### The task
Would you set down every entry shown below, precisely as written?

### Provided records
----
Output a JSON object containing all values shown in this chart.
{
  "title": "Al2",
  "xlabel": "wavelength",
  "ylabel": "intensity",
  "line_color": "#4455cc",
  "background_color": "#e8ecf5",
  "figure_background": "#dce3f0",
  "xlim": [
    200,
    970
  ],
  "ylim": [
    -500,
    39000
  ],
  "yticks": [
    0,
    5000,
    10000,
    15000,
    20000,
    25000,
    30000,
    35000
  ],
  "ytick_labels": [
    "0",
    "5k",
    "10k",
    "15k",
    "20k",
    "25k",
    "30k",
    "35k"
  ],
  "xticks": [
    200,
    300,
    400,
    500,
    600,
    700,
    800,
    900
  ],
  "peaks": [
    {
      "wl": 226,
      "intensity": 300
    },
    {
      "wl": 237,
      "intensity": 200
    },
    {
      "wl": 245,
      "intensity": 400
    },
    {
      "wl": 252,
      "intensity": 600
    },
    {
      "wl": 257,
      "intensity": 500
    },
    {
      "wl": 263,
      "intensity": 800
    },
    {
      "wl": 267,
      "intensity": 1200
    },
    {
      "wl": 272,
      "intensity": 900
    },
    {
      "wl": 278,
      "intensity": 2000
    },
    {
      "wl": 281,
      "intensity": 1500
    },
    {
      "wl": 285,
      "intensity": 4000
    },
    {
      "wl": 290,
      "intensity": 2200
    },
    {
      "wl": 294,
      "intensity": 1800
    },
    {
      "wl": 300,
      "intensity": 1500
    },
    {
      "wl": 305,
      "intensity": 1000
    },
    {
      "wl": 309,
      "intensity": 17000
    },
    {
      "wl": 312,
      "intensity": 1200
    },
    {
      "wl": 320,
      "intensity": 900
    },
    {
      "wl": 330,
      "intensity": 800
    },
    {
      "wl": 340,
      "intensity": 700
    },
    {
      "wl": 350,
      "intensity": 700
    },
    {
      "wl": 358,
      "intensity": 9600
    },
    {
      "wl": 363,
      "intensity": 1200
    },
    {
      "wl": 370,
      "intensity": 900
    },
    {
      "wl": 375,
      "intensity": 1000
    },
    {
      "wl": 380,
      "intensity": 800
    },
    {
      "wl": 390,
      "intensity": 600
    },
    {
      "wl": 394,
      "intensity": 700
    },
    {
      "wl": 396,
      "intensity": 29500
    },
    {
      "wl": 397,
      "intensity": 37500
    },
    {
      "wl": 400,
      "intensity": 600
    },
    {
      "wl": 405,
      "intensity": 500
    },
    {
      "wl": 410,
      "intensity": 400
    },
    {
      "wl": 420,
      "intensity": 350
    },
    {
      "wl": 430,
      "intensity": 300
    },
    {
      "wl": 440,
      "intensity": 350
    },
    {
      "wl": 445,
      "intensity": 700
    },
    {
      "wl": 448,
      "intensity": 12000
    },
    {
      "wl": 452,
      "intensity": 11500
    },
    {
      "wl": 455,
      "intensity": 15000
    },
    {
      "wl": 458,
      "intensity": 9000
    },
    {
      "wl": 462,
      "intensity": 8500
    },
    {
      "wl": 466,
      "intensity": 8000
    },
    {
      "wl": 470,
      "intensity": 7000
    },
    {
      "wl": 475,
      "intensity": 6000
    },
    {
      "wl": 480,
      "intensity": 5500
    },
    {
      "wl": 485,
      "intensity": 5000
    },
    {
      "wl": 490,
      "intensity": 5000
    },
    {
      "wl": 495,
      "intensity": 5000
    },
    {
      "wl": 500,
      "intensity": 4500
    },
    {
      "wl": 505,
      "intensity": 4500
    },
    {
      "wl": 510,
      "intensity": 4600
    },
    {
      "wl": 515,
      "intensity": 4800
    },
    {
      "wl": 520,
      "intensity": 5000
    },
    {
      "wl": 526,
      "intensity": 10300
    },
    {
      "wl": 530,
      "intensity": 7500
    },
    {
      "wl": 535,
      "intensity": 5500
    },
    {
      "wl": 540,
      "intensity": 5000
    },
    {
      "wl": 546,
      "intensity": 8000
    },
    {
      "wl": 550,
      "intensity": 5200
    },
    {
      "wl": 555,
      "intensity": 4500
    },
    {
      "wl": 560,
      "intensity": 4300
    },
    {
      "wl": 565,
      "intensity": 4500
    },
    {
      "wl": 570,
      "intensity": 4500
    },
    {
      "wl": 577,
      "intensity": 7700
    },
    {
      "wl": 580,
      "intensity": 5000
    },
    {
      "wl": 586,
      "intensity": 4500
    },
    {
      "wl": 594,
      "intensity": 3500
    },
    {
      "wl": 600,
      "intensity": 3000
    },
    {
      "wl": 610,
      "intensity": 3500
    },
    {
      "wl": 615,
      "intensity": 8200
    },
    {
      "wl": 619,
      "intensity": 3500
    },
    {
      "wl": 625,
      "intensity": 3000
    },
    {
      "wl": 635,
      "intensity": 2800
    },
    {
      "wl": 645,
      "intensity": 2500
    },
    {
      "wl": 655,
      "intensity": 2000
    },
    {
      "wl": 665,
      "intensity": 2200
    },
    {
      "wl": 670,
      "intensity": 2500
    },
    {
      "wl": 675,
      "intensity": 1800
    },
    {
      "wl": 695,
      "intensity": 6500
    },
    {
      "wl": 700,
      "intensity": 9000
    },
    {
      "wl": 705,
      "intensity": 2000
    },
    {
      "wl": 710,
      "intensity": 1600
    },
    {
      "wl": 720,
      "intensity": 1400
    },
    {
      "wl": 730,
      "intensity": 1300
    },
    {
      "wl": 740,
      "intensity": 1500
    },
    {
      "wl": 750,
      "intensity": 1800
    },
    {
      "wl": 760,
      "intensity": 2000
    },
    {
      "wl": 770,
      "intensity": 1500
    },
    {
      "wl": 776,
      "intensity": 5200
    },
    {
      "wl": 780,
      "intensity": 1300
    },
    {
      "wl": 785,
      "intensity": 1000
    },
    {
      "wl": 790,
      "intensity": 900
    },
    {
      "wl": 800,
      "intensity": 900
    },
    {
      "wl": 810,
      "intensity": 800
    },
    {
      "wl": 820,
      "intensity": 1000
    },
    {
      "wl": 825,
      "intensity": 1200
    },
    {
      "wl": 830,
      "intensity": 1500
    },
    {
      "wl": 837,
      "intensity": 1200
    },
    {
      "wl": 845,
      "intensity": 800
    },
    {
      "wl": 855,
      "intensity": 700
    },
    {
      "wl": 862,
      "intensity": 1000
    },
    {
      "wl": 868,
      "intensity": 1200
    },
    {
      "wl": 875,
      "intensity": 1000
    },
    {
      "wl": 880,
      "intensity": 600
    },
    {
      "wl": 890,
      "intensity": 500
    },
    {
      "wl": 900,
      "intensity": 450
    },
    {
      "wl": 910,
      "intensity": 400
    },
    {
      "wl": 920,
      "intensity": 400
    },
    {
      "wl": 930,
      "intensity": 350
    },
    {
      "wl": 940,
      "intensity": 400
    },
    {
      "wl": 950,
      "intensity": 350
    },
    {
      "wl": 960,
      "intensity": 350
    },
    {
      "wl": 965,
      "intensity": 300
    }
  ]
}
----
### Answer to the task
Output a JSON object containing all values shown in this chart.
{
  "title": "Al2",
  "xlabel": "wavelength",
  "ylabel": "intensity",
  "line_color": "#4455cc",
  "background_color": "#e8ecf5",
  "figure_background": "#dce3f0",
  "xlim": [
    200,
    970
  ],
  "ylim": [
    -500,
    39000
  ],
  "yticks": [
    0,
    5000,
    10000,
    15000,
    20000,
    25000,
    30000,
    35000
  ],
  "ytick_labels": [
    "0",
    "5k",
    "10k",
    "15k",
    "20k",
    "25k",
    "30k",
    "35k"
  ],
  "xticks": [
    200,
    300,
    400,
    500,
    600,
    700,
    800,
    900
  ],
  "peaks": [
    {
      "wl": 226,
      "intensity": 300
    },
    {
      "wl": 237,
      "intensity": 200
    },
    {
      "wl": 245,
      "intensity": 400
    },
    {
      "wl": 252,
      "intensity": 600
    },
    {
      "wl": 257,
      "intensity": 500
    },
    {
      "wl": 263,
      "intensity": 800
    },
    {
      "wl": 267,
      "intensity": 1200
    },
    {
      "wl": 272,
      "intensity": 900
    },
    {
      "wl": 278,
      "intensity": 2000
    },
    {
      "wl": 281,
      "intensity": 1500
    },
    {
      "wl": 285,
      "intensity": 4000
    },
    {
      "wl": 290,
      "intensity": 2200
    },
    {
      "wl": 294,
      "intensity": 1800
    },
    {
      "wl": 300,
      "intensity": 1500
    },
    {
      "wl": 305,
      "intensity": 1000
    },
    {
      "wl": 309,
      "intensity": 17000
    },
    {
      "wl": 312,
      "intensity": 1200
    },
    {
      "wl": 320,
      "intensity": 900
    },
    {
      "wl": 330,
      "intensity": 800
    },
    {
      "wl": 340,
      "intensity": 700
    },
    {
      "wl": 350,
      "intensity": 700
    },
    {
      "wl": 358,
      "intensity": 9600
    },
    {
      "wl": 363,
      "intensity": 1200
    },
    {
      "wl": 370,
      "intensity": 900
    },
    {
      "wl": 375,
      "intensity": 1000
    },
    {
      "wl": 380,
      "intensity": 800
    },
    {
      "wl": 390,
      "intensity": 600
    },
    {
      "wl": 394,
      "intensity": 700
    },
    {
      "wl": 396,
      "intensity": 29500
    },
    {
      "wl": 397,
      "intensity": 37500
    },
    {
      "wl": 400,
      "intensity": 600
    },
    {
      "wl": 405,
      "intensity": 500
    },
    {
      "wl": 410,
      "intensity": 400
    },
    {
      "wl": 420,
      "intensity": 350
    },
    {
      "wl": 430,
      "intensity": 300
    },
    {
      "wl": 440,
      "intensity": 350
    },
    {
      "wl": 445,
      "intensity": 700
    },
    {
      "wl": 448,
      "intensity": 12000
    },
    {
      "wl": 452,
      "intensity": 11500
    },
    {
      "wl": 455,
      "intensity": 15000
    },
    {
      "wl": 458,
      "intensity": 9000
    },
    {
      "wl": 462,
      "intensity": 8500
    },
    {
      "wl": 466,
      "intensity": 8000
    },
    {
      "wl": 470,
      "intensity": 7000
    },
    {
      "wl": 475,
      "intensity": 6000
    },
    {
      "wl": 480,
      "intensity": 5500
    },
    {
      "wl": 485,
      "intensity": 5000
    },
    {
      "wl": 490,
      "intensity": 5000
    },
    {
      "wl": 495,
      "intensity": 5000
    },
    {
      "wl": 500,
      "intensity": 4500
    },
    {
      "wl": 505,
      "intensity": 4500
    },
    {
      "wl": 510,
      "intensity": 4600
    },
    {
      "wl": 515,
      "intensity": 4800
    },
    {
      "wl": 520,
      "intensity": 5000
    },
    {
      "wl": 526,
      "intensity": 10300
    },
    {
      "wl": 530,
      "intensity": 7500
    },
    {
      "wl": 535,
      "intensity": 5500
    },
    {
      "wl": 540,
      "intensity": 5000
    },
    {
      "wl": 546,
      "intensity": 8000
    },
    {
      "wl": 550,
      "intensity": 5200
    },
    {
      "wl": 555,
      "intensity": 4500
    },
    {
      "wl": 560,
      "intensity": 4300
    },
    {
      "wl": 565,
      "intensity": 4500
    },
    {
      "wl": 570,
      "intensity": 4500
    },
    {
      "wl": 577,
      "intensity": 7700
    },
    {
      "wl": 580,
      "intensity": 5000
    },
    {
      "wl": 586,
      "intensity": 4500
    },
    {
      "wl": 594,
      "intensity": 3500
    },
    {
      "wl": 600,
      "intensity": 3000
    },
    {
      "wl": 610,
      "intensity": 3500
    },
    {
      "wl": 615,
      "intensity": 8200
    },
    {
      "wl": 619,
      "intensity": 3500
    },
    {
      "wl": 625,
      "intensity": 3000
    },
    {
      "wl": 635,
      "intensity": 2800
    },
    {
      "wl": 645,
      "intensity": 2500
    },
    {
      "wl": 655,
      "intensity": 2000
    },
    {
      "wl": 665,
      "intensity": 2200
    },
    {
      "wl": 670,
      "intensity": 2500
    },
    {
      "wl": 675,
      "intensity": 1800
    },
    {
      "wl": 695,
      "intensity": 6500
    },
    {
      "wl": 700,
      "intensity": 9000
    },
    {
      "wl": 705,
      "intensity": 2000
    },
    {
      "wl": 710,
      "intensity": 1600
    },
    {
      "wl": 720,
      "intensity": 1400
    },
    {
      "wl": 730,
      "intensity": 1300
    },
    {
      "wl": 740,
      "intensity": 1500
    },
    {
      "wl": 750,
      "intensity": 1800
    },
    {
      "wl": 760,
      "intensity": 2000
    },
    {
      "wl": 770,
      "intensity": 1500
    },
    {
      "wl": 776,
      "intensity": 5200
    },
    {
      "wl": 780,
      "intensity": 1300
    },
    {
      "wl": 785,
      "intensity": 1000
    },
    {
      "wl": 790,
      "intensity": 900
    },
    {
      "wl": 800,
      "intensity": 900
    },
    {
      "wl": 810,
      "intensity": 800
    },
    {
      "wl": 820,
      "intensity": 1000
    },
    {
      "wl": 825,
      "intensity": 1200
    },
    {
      "wl": 830,
      "intensity": 1500
    },
    {
      "wl": 837,
      "intensity": 1200
    },
    {
      "wl": 845,
      "intensity": 800
    },
    {
      "wl": 855,
      "intensity": 700
    },
    {
      "wl": 862,
      "intensity": 1000
    },
    {
      "wl": 868,
      "intensity": 1200
    },
    {
      "wl": 875,
      "intensity": 1000
    },
    {
      "wl": 880,
      "intensity": 600
    },
    {
      "wl": 890,
      "intensity": 500
    },
    {
      "wl": 900,
      "intensity": 450
    },
    {
      "wl": 910,
      "intensity": 400
    },
    {
      "wl": 920,
      "intensity": 400
    },
    {
      "wl": 930,
      "intensity": 350
    },
    {
      "wl": 940,
      "intensity": 400
    },
    {
      "wl": 950,
      "intensity": 350
    },
    {
      "wl": 960,
      "intensity": 350
    },
    {
      "wl": 965,
      "intensity": 300
    }
  ]
}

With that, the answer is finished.